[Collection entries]
═══

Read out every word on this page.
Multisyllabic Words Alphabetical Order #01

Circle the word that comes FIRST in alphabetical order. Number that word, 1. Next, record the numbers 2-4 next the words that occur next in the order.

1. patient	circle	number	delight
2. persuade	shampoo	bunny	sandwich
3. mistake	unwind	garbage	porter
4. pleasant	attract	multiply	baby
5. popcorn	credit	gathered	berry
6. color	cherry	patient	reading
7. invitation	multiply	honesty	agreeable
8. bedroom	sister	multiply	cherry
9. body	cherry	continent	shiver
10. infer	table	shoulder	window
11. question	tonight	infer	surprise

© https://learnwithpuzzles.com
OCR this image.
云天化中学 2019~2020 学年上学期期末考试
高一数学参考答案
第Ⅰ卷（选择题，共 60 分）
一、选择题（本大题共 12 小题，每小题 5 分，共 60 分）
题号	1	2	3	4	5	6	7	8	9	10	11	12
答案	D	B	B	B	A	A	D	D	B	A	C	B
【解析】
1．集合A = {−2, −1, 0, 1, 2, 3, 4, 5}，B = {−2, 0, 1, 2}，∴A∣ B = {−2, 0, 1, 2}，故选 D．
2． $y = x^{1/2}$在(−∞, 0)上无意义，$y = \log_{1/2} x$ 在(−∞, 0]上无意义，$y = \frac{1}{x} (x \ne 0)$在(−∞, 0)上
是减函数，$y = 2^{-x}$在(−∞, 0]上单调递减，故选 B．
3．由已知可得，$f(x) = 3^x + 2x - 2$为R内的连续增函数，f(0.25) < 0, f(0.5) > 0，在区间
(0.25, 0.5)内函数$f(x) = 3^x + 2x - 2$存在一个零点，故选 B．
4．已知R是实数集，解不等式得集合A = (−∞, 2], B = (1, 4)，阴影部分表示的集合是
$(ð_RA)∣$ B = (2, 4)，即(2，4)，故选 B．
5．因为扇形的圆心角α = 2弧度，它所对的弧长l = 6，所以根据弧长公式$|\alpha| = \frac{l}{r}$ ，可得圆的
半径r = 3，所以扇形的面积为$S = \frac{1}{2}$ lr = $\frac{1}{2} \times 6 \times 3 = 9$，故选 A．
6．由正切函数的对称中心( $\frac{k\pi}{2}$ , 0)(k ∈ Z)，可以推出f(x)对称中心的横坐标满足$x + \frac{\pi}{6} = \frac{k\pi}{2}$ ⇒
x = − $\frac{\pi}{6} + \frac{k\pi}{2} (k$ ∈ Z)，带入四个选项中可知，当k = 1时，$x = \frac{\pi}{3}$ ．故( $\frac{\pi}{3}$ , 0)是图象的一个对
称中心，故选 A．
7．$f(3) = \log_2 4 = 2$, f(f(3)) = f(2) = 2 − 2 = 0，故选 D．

═══

▶ _Goal of the exercise_: The listing above should be transcribed in full, exactly as written.

▶ _Task solution_:
Read out every word on this page.
Multisyllabic Words Alphabetical Order #01

Circle the word that comes FIRST in alphabetical order. Number that word, 1. Next, record the numbers 2-4 next the words that occur next in the order.

1. patient	circle	number	delight
2. persuade	shampoo	bunny	sandwich
3. mistake	unwind	garbage	porter
4. pleasant	attract	multiply	baby
5. popcorn	credit	gathered	berry
6. color	cherry	patient	reading
7. invitation	multiply	honesty	agreeable
8. bedroom	sister	multiply	cherry
9. body	cherry	continent	shiver
10. infer	table	shoulder	window
11. question	tonight	infer	surprise

© https://learnwithpuzzles.com
OCR this image.
云天化中学 2019~2020 学年上学期期末考试
高一数学参考答案
第Ⅰ卷（选择题，共 60 分）
一、选择题（本大题共 12 小题，每小题 5 分，共 60 分）
题号	1	2	3	4	5	6	7	8	9	10	11	12
答案	D	B	B	B	A	A	D	D	B	A	C	B
【解析】
1．集合A = {−2, −1, 0, 1, 2, 3, 4, 5}，B = {−2, 0, 1, 2}，∴A∣ B = {−2, 0, 1, 2}，故选 D．
2． $y = x^{1/2}$在(−∞, 0)上无意义，$y = \log_{1/2} x$ 在(−∞, 0]上无意义，$y = \frac{1}{x} (x \ne 0)$在(−∞, 0)上
是减函数，$y = 2^{-x}$在(−∞, 0]上单调递减，故选 B．
3．由已知可得，$f(x) = 3^x + 2x - 2$为R内的连续增函数，f(0.25) < 0, f(0.5) > 0，在区间
(0.25, 0.5)内函数$f(x) = 3^x + 2x - 2$存在一个零点，故选 B．
4．已知R是实数集，解不等式得集合A = (−∞, 2], B = (1, 4)，阴影部分表示的集合是
$(ð_RA)∣$ B = (2, 4)，即(2，4)，故选 B．
5．因为扇形的圆心角α = 2弧度，它所对的弧长l = 6，所以根据弧长公式$|\alpha| = \frac{l}{r}$ ，可得圆的
半径r = 3，所以扇形的面积为$S = \frac{1}{2}$ lr = $\frac{1}{2} \times 6 \times 3 = 9$，故选 A．
6．由正切函数的对称中心( $\frac{k\pi}{2}$ , 0)(k ∈ Z)，可以推出f(x)对称中心的横坐标满足$x + \frac{\pi}{6} = \frac{k\pi}{2}$ ⇒
x = − $\frac{\pi}{6} + \frac{k\pi}{2} (k$ ∈ Z)，带入四个选项中可知，当k = 1时，$x = \frac{\pi}{3}$ ．故( $\frac{\pi}{3}$ , 0)是图象的一个对
称中心，故选 A．
7．$f(3) = \log_2 4 = 2$, f(f(3)) = f(2) = 2 − 2 = 0，故选 D．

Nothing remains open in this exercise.